Keep the pictures out of the copy and repeat the records exactly.

====== Provided data ======

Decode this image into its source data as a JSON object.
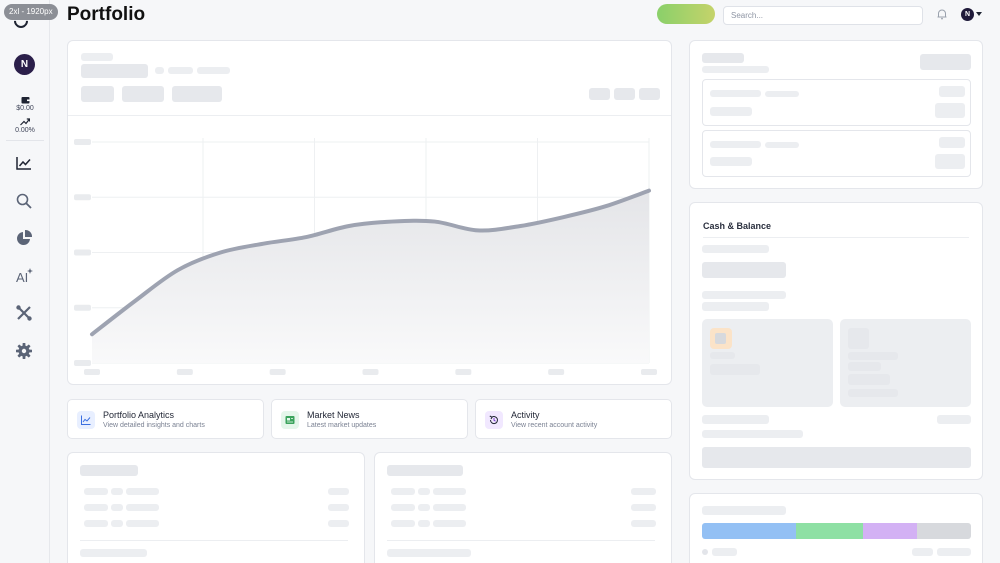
{
  "badge": "2xl - 1920px",
  "header": {
    "title": "Portfolio",
    "search_placeholder": "Search...",
    "user_initial": "N"
  },
  "sidebar": {
    "avatar_initial": "N",
    "cash_value": "$0.00",
    "change_value": "0.00%",
    "nav": [
      {
        "name": "analytics-icon"
      },
      {
        "name": "search-icon"
      },
      {
        "name": "pie-chart-icon"
      },
      {
        "name": "ai-icon"
      },
      {
        "name": "tools-icon"
      },
      {
        "name": "settings-icon"
      }
    ]
  },
  "quick_links": [
    {
      "title": "Portfolio Analytics",
      "subtitle": "View detailed insights and charts",
      "icon": "analytics-icon",
      "color": "#3b6fe0",
      "bg": "#e8efff"
    },
    {
      "title": "Market News",
      "subtitle": "Latest market updates",
      "icon": "news-icon",
      "color": "#3aa35c",
      "bg": "#e4f6ea"
    },
    {
      "title": "Activity",
      "subtitle": "View recent account activity",
      "icon": "history-icon",
      "color": "#7a3fd0",
      "bg": "#f1e8ff"
    }
  ],
  "cash_panel": {
    "title": "Cash & Balance"
  },
  "colors": {
    "accent": "#1f1a3a",
    "chart_line": "#9ea3b1",
    "alloc": [
      "#93c0f4",
      "#8ee0a4",
      "#d3b1f4",
      "#d7d9dd"
    ]
  },
  "chart_data": {
    "type": "area",
    "x": [
      0,
      1,
      2,
      3,
      4,
      5,
      6,
      7,
      8,
      9,
      10,
      11,
      12,
      13
    ],
    "y": [
      13,
      28,
      42,
      50,
      54,
      57,
      62,
      64,
      64,
      60,
      62,
      66,
      71,
      78
    ],
    "ylim": [
      0,
      100
    ]
  }
}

======

▶ [Response]
Decode this image into its source data as a JSON object.
{
  "badge": "2xl - 1920px",
  "header": {
    "title": "Portfolio",
    "search_placeholder": "Search...",
    "user_initial": "N"
  },
  "sidebar": {
    "avatar_initial": "N",
    "cash_value": "$0.00",
    "change_value": "0.00%",
    "nav": [
      {
        "name": "analytics-icon"
      },
      {
        "name": "search-icon"
      },
      {
        "name": "pie-chart-icon"
      },
      {
        "name": "ai-icon"
      },
      {
        "name": "tools-icon"
      },
      {
        "name": "settings-icon"
      }
    ]
  },
  "quick_links": [
    {
      "title": "Portfolio Analytics",
      "subtitle": "View detailed insights and charts",
      "icon": "analytics-icon",
      "color": "#3b6fe0",
      "bg": "#e8efff"
    },
    {
      "title": "Market News",
      "subtitle": "Latest market updates",
      "icon": "news-icon",
      "color": "#3aa35c",
      "bg": "#e4f6ea"
    },
    {
      "title": "Activity",
      "subtitle": "View recent account activity",
      "icon": "history-icon",
      "color": "#7a3fd0",
      "bg": "#f1e8ff"
    }
  ],
  "cash_panel": {
    "title": "Cash & Balance"
  },
  "colors": {
    "accent": "#1f1a3a",
    "chart_line": "#9ea3b1",
    "alloc": [
      "#93c0f4",
      "#8ee0a4",
      "#d3b1f4",
      "#d7d9dd"
    ]
  },
  "chart_data": {
    "type": "area",
    "x": [
      0,
      1,
      2,
      3,
      4,
      5,
      6,
      7,
      8,
      9,
      10,
      11,
      12,
      13
    ],
    "y": [
      13,
      28,
      42,
      50,
      54,
      57,
      62,
      64,
      64,
      60,
      62,
      66,
      71,
      78
    ],
    "ylim": [
      0,
      100
    ]
  }
}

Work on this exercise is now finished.